**EXERCISE DATA**
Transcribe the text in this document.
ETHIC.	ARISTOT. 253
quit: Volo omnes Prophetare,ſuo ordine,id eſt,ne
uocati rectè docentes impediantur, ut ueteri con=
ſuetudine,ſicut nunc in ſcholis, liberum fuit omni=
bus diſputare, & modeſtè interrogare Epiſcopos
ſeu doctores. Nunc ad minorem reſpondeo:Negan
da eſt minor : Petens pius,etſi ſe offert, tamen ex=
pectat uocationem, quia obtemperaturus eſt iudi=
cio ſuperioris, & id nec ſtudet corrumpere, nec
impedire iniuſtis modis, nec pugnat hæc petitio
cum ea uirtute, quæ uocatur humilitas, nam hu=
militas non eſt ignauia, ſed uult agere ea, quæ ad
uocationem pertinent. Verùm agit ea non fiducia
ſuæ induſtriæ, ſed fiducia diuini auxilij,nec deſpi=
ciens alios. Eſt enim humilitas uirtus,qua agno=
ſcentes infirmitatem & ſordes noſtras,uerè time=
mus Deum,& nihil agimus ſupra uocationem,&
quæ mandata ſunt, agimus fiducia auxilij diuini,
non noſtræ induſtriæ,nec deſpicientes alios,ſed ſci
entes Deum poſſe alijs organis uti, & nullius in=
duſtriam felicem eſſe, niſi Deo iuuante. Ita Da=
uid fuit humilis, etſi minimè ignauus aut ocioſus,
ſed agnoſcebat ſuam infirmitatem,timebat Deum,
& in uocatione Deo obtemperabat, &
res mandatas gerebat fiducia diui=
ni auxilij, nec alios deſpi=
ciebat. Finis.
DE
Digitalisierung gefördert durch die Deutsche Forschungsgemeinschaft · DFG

...

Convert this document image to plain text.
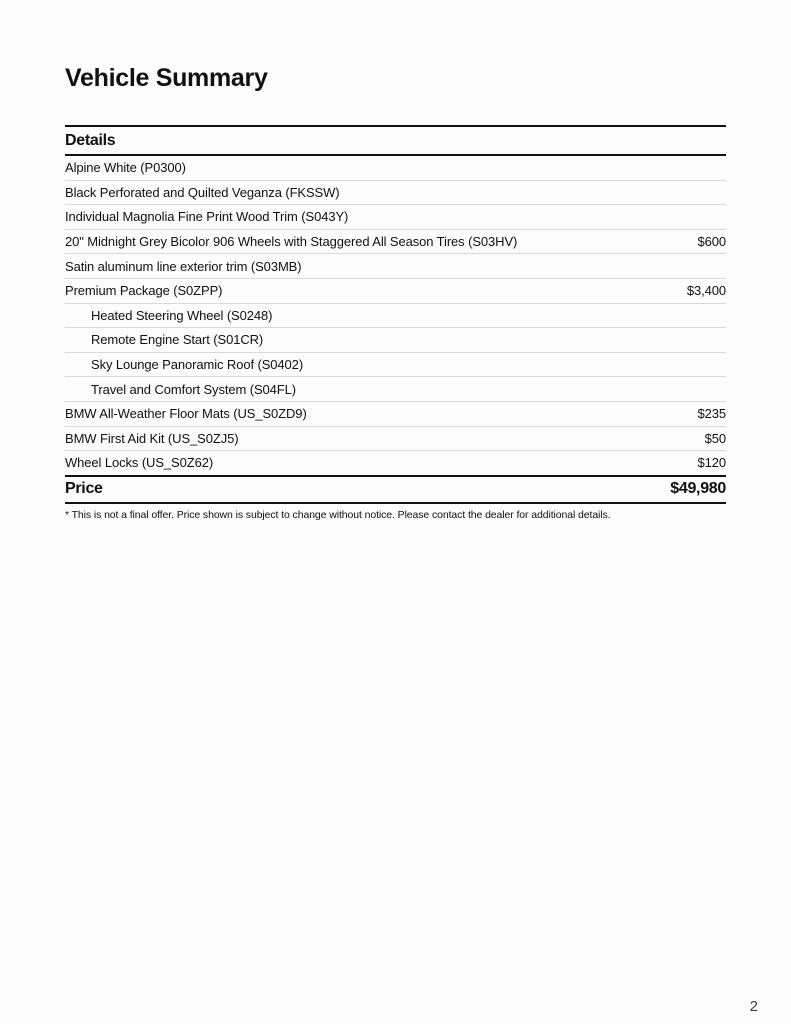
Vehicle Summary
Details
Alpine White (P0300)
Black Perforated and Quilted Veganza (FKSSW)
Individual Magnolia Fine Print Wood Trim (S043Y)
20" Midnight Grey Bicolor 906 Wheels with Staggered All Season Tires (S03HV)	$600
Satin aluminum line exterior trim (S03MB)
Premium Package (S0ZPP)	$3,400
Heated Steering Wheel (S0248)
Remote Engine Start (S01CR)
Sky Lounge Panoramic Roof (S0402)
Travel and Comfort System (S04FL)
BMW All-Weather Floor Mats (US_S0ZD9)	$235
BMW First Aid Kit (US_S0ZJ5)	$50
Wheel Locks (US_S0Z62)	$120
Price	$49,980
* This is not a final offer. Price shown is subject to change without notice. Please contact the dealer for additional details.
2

**EXERCISE TASK**
Count every line in the listing above that holds "etſi", then report only the count.

**OUTPUT FOR THIS TASK**
2